=== INFORMATION SHOWN ===

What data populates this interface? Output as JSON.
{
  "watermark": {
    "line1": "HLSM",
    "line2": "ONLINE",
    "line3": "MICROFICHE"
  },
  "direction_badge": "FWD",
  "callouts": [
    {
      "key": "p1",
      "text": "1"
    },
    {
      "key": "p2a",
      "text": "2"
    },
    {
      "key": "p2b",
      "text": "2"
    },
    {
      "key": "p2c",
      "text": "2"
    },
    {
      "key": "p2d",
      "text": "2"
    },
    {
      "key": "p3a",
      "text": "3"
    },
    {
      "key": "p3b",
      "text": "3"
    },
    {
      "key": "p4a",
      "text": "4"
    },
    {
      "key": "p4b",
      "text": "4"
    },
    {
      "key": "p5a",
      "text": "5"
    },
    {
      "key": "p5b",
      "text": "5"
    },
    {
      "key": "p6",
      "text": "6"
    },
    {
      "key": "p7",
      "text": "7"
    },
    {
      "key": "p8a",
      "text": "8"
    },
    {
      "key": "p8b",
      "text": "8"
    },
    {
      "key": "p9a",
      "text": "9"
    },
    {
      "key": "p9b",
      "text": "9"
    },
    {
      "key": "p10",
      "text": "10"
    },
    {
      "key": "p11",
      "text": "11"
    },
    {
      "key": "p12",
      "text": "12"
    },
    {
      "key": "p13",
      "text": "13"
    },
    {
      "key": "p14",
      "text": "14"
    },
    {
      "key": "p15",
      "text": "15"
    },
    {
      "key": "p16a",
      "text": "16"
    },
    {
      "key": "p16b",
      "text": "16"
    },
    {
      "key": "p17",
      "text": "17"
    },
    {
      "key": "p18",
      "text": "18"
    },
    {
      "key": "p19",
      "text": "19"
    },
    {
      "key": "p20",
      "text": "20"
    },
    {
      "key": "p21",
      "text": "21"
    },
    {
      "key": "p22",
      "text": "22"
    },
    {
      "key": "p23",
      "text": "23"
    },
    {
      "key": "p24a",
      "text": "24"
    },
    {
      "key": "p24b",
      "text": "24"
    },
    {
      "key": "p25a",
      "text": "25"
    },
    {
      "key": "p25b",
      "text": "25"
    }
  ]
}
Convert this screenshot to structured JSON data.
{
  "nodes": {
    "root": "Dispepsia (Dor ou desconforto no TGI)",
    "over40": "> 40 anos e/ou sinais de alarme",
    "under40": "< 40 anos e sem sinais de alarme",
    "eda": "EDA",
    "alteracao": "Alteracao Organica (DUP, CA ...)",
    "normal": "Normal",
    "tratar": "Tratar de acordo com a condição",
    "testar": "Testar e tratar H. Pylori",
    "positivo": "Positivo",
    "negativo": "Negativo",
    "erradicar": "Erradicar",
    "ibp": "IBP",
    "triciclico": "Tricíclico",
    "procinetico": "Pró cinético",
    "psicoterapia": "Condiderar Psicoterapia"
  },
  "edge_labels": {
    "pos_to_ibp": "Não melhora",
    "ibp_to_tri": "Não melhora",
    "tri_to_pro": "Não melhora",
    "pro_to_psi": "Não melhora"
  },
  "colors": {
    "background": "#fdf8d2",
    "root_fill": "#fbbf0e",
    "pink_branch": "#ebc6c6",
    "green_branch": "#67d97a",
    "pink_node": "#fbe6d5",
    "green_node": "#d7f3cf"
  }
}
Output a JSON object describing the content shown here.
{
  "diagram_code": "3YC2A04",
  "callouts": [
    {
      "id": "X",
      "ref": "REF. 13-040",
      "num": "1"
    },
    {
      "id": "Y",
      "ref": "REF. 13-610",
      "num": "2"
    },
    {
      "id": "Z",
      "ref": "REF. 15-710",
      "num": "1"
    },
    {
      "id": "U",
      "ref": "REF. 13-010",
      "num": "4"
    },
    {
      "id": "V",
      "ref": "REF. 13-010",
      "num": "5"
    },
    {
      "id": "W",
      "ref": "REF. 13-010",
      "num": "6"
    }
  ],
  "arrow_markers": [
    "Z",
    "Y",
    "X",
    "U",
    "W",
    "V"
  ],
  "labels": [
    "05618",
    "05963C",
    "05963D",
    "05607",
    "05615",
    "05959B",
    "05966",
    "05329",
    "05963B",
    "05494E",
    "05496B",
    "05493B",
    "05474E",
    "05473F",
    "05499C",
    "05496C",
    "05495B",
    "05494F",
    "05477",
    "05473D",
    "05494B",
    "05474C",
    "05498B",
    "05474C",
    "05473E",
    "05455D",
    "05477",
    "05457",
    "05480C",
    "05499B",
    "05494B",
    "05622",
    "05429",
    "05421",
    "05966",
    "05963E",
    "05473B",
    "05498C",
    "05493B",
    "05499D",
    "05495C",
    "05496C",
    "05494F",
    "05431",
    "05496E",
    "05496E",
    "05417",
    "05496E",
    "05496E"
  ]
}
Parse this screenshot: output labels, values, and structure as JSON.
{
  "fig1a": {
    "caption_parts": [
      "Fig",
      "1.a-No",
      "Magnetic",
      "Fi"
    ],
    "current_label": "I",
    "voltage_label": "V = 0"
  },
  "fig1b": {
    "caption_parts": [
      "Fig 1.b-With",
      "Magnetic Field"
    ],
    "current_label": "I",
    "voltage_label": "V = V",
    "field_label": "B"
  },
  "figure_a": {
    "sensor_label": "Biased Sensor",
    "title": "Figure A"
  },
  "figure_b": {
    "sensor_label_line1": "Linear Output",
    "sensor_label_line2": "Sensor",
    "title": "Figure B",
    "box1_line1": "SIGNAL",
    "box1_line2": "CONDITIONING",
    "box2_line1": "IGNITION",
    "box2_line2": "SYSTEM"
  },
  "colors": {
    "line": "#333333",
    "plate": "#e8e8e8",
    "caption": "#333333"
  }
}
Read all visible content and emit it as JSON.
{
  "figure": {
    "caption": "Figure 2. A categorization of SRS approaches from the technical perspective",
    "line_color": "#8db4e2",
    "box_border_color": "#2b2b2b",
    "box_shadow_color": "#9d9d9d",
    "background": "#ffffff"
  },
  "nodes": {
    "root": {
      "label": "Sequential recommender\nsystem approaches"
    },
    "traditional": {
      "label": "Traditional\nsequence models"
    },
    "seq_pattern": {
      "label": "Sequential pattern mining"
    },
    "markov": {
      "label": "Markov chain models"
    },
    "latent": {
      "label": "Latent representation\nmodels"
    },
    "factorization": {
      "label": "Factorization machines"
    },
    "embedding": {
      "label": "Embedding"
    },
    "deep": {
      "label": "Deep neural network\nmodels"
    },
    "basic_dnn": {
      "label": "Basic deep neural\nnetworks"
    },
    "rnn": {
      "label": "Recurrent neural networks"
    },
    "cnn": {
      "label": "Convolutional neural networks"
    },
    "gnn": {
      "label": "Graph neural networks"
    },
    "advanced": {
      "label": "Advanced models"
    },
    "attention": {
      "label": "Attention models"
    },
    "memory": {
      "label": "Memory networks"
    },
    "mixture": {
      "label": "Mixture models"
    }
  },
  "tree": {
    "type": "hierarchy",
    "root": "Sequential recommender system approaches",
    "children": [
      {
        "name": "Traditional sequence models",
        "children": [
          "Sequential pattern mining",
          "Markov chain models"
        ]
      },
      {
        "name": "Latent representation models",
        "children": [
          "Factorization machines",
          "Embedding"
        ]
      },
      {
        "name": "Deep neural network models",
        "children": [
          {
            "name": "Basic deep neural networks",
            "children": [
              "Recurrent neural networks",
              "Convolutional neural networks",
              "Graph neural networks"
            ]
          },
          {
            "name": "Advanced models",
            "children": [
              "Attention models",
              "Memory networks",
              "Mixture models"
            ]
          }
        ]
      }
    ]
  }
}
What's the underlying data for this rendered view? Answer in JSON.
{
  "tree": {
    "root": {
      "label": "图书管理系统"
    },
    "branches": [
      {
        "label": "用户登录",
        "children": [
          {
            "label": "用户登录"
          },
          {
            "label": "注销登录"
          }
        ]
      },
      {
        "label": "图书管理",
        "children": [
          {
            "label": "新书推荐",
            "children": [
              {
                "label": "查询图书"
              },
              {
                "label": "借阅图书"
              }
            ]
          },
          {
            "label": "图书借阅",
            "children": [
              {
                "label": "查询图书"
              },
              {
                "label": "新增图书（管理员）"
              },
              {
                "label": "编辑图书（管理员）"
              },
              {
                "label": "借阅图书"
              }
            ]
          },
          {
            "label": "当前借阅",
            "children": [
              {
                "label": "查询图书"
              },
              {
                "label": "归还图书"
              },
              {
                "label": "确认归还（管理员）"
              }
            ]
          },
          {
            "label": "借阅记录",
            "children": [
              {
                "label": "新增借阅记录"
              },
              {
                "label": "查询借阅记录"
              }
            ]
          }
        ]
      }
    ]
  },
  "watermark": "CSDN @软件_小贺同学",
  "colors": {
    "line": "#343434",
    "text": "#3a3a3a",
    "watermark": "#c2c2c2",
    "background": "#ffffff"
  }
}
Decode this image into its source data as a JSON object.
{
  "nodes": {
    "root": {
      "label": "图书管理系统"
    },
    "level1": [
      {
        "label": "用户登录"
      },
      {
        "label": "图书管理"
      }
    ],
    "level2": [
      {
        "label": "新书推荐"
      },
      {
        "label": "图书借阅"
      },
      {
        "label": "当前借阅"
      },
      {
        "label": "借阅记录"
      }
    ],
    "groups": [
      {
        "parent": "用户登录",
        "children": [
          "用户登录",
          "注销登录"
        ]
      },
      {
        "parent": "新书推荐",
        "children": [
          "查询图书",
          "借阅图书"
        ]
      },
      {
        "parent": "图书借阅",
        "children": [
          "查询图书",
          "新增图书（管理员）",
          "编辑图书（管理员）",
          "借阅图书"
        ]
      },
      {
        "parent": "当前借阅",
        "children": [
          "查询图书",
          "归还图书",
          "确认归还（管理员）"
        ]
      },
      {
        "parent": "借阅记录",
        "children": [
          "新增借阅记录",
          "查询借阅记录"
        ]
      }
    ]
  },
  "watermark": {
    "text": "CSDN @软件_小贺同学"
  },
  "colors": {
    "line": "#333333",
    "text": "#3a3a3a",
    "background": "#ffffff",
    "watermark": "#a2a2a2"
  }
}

=== WHAT YOU ARE ASKED TO DO ===
Copy all the lines above that hold the string "Recurrent".

=== PROBLEM SOLUTION ===
      "label": "Recurrent neural networks"
              "Recurrent neural networks",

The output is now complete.